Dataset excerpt
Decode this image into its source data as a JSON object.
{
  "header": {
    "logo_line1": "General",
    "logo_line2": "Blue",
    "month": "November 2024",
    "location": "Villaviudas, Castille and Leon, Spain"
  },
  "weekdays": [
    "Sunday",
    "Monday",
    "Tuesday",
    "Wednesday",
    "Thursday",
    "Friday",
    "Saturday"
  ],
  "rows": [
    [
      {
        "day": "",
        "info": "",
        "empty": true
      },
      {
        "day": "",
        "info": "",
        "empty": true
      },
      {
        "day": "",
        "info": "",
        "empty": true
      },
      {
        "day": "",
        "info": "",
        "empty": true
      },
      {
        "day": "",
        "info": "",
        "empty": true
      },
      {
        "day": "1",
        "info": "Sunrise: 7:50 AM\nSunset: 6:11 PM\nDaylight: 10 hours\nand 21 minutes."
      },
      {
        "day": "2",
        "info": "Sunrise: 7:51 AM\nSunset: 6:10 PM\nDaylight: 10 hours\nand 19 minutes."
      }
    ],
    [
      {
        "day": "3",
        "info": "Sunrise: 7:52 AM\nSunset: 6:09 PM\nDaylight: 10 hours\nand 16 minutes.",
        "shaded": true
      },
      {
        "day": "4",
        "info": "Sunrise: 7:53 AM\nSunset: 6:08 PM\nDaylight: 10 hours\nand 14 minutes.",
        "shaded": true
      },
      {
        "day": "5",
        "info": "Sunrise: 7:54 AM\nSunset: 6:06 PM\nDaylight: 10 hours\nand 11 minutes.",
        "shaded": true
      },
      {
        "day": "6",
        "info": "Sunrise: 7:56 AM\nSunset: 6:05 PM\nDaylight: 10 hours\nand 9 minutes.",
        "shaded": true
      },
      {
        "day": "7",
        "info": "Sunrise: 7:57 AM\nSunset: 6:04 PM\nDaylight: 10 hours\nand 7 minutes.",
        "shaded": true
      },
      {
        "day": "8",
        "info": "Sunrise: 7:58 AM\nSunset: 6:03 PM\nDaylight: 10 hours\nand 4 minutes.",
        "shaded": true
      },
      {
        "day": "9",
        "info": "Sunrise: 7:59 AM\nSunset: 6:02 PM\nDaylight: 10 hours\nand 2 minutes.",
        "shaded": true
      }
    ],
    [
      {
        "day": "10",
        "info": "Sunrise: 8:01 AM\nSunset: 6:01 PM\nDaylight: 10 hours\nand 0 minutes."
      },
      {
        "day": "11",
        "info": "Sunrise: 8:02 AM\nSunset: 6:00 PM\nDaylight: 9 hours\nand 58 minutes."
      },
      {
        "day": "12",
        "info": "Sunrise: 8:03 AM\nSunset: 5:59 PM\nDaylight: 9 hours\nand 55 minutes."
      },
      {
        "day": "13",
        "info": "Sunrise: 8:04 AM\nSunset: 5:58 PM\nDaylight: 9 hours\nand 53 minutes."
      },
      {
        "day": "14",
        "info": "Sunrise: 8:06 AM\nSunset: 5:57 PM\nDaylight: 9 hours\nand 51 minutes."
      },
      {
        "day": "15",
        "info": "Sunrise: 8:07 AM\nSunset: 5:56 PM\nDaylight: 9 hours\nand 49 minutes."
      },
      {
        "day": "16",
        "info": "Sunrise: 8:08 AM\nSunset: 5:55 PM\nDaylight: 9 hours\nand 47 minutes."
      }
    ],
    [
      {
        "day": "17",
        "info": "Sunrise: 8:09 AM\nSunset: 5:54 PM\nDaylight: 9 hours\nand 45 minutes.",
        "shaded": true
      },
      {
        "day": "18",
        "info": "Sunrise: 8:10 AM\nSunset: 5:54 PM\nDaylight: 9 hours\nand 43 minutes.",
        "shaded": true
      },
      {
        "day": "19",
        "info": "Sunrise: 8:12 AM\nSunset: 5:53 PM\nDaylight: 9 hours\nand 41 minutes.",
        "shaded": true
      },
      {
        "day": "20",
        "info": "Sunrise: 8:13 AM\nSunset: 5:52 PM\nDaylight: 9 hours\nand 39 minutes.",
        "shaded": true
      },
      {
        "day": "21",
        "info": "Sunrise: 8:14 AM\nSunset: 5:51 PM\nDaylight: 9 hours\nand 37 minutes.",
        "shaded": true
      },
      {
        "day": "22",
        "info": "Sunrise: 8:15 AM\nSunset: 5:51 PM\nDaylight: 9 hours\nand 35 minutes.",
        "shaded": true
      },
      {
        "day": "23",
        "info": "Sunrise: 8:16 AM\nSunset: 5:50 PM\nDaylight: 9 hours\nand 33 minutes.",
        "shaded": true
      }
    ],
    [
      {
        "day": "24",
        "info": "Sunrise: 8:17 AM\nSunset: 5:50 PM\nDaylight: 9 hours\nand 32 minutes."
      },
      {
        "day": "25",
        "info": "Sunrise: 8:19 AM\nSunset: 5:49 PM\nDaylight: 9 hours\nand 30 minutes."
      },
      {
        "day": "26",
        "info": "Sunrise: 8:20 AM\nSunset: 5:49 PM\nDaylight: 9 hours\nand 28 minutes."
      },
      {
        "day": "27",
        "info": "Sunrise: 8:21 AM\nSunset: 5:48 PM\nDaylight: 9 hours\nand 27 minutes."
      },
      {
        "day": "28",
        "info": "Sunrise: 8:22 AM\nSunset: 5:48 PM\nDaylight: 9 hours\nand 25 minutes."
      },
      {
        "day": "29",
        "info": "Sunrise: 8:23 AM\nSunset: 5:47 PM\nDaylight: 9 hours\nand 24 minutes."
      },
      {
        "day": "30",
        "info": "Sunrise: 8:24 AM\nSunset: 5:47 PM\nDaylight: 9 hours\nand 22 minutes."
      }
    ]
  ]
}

■ Requirement: Quote the entire listing above exactly.

■ Answer in full:
Decode this image into its source data as a JSON object.
{
  "header": {
    "logo_line1": "General",
    "logo_line2": "Blue",
    "month": "November 2024",
    "location": "Villaviudas, Castille and Leon, Spain"
  },
  "weekdays": [
    "Sunday",
    "Monday",
    "Tuesday",
    "Wednesday",
    "Thursday",
    "Friday",
    "Saturday"
  ],
  "rows": [
    [
      {
        "day": "",
        "info": "",
        "empty": true
      },
      {
        "day": "",
        "info": "",
        "empty": true
      },
      {
        "day": "",
        "info": "",
        "empty": true
      },
      {
        "day": "",
        "info": "",
        "empty": true
      },
      {
        "day": "",
        "info": "",
        "empty": true
      },
      {
        "day": "1",
        "info": "Sunrise: 7:50 AM\nSunset: 6:11 PM\nDaylight: 10 hours\nand 21 minutes."
      },
      {
        "day": "2",
        "info": "Sunrise: 7:51 AM\nSunset: 6:10 PM\nDaylight: 10 hours\nand 19 minutes."
      }
    ],
    [
      {
        "day": "3",
        "info": "Sunrise: 7:52 AM\nSunset: 6:09 PM\nDaylight: 10 hours\nand 16 minutes.",
        "shaded": true
      },
      {
        "day": "4",
        "info": "Sunrise: 7:53 AM\nSunset: 6:08 PM\nDaylight: 10 hours\nand 14 minutes.",
        "shaded": true
      },
      {
        "day": "5",
        "info": "Sunrise: 7:54 AM\nSunset: 6:06 PM\nDaylight: 10 hours\nand 11 minutes.",
        "shaded": true
      },
      {
        "day": "6",
        "info": "Sunrise: 7:56 AM\nSunset: 6:05 PM\nDaylight: 10 hours\nand 9 minutes.",
        "shaded": true
      },
      {
        "day": "7",
        "info": "Sunrise: 7:57 AM\nSunset: 6:04 PM\nDaylight: 10 hours\nand 7 minutes.",
        "shaded": true
      },
      {
        "day": "8",
        "info": "Sunrise: 7:58 AM\nSunset: 6:03 PM\nDaylight: 10 hours\nand 4 minutes.",
        "shaded": true
      },
      {
        "day": "9",
        "info": "Sunrise: 7:59 AM\nSunset: 6:02 PM\nDaylight: 10 hours\nand 2 minutes.",
        "shaded": true
      }
    ],
    [
      {
        "day": "10",
        "info": "Sunrise: 8:01 AM\nSunset: 6:01 PM\nDaylight: 10 hours\nand 0 minutes."
      },
      {
        "day": "11",
        "info": "Sunrise: 8:02 AM\nSunset: 6:00 PM\nDaylight: 9 hours\nand 58 minutes."
      },
      {
        "day": "12",
        "info": "Sunrise: 8:03 AM\nSunset: 5:59 PM\nDaylight: 9 hours\nand 55 minutes."
      },
      {
        "day": "13",
        "info": "Sunrise: 8:04 AM\nSunset: 5:58 PM\nDaylight: 9 hours\nand 53 minutes."
      },
      {
        "day": "14",
        "info": "Sunrise: 8:06 AM\nSunset: 5:57 PM\nDaylight: 9 hours\nand 51 minutes."
      },
      {
        "day": "15",
        "info": "Sunrise: 8:07 AM\nSunset: 5:56 PM\nDaylight: 9 hours\nand 49 minutes."
      },
      {
        "day": "16",
        "info": "Sunrise: 8:08 AM\nSunset: 5:55 PM\nDaylight: 9 hours\nand 47 minutes."
      }
    ],
    [
      {
        "day": "17",
        "info": "Sunrise: 8:09 AM\nSunset: 5:54 PM\nDaylight: 9 hours\nand 45 minutes.",
        "shaded": true
      },
      {
        "day": "18",
        "info": "Sunrise: 8:10 AM\nSunset: 5:54 PM\nDaylight: 9 hours\nand 43 minutes.",
        "shaded": true
      },
      {
        "day": "19",
        "info": "Sunrise: 8:12 AM\nSunset: 5:53 PM\nDaylight: 9 hours\nand 41 minutes.",
        "shaded": true
      },
      {
        "day": "20",
        "info": "Sunrise: 8:13 AM\nSunset: 5:52 PM\nDaylight: 9 hours\nand 39 minutes.",
        "shaded": true
      },
      {
        "day": "21",
        "info": "Sunrise: 8:14 AM\nSunset: 5:51 PM\nDaylight: 9 hours\nand 37 minutes.",
        "shaded": true
      },
      {
        "day": "22",
        "info": "Sunrise: 8:15 AM\nSunset: 5:51 PM\nDaylight: 9 hours\nand 35 minutes.",
        "shaded": true
      },
      {
        "day": "23",
        "info": "Sunrise: 8:16 AM\nSunset: 5:50 PM\nDaylight: 9 hours\nand 33 minutes.",
        "shaded": true
      }
    ],
    [
      {
        "day": "24",
        "info": "Sunrise: 8:17 AM\nSunset: 5:50 PM\nDaylight: 9 hours\nand 32 minutes."
      },
      {
        "day": "25",
        "info": "Sunrise: 8:19 AM\nSunset: 5:49 PM\nDaylight: 9 hours\nand 30 minutes."
      },
      {
        "day": "26",
        "info": "Sunrise: 8:20 AM\nSunset: 5:49 PM\nDaylight: 9 hours\nand 28 minutes."
      },
      {
        "day": "27",
        "info": "Sunrise: 8:21 AM\nSunset: 5:48 PM\nDaylight: 9 hours\nand 27 minutes."
      },
      {
        "day": "28",
        "info": "Sunrise: 8:22 AM\nSunset: 5:48 PM\nDaylight: 9 hours\nand 25 minutes."
      },
      {
        "day": "29",
        "info": "Sunrise: 8:23 AM\nSunset: 5:47 PM\nDaylight: 9 hours\nand 24 minutes."
      },
      {
        "day": "30",
        "info": "Sunrise: 8:24 AM\nSunset: 5:47 PM\nDaylight: 9 hours\nand 22 minutes."
      }
    ]
  ]
}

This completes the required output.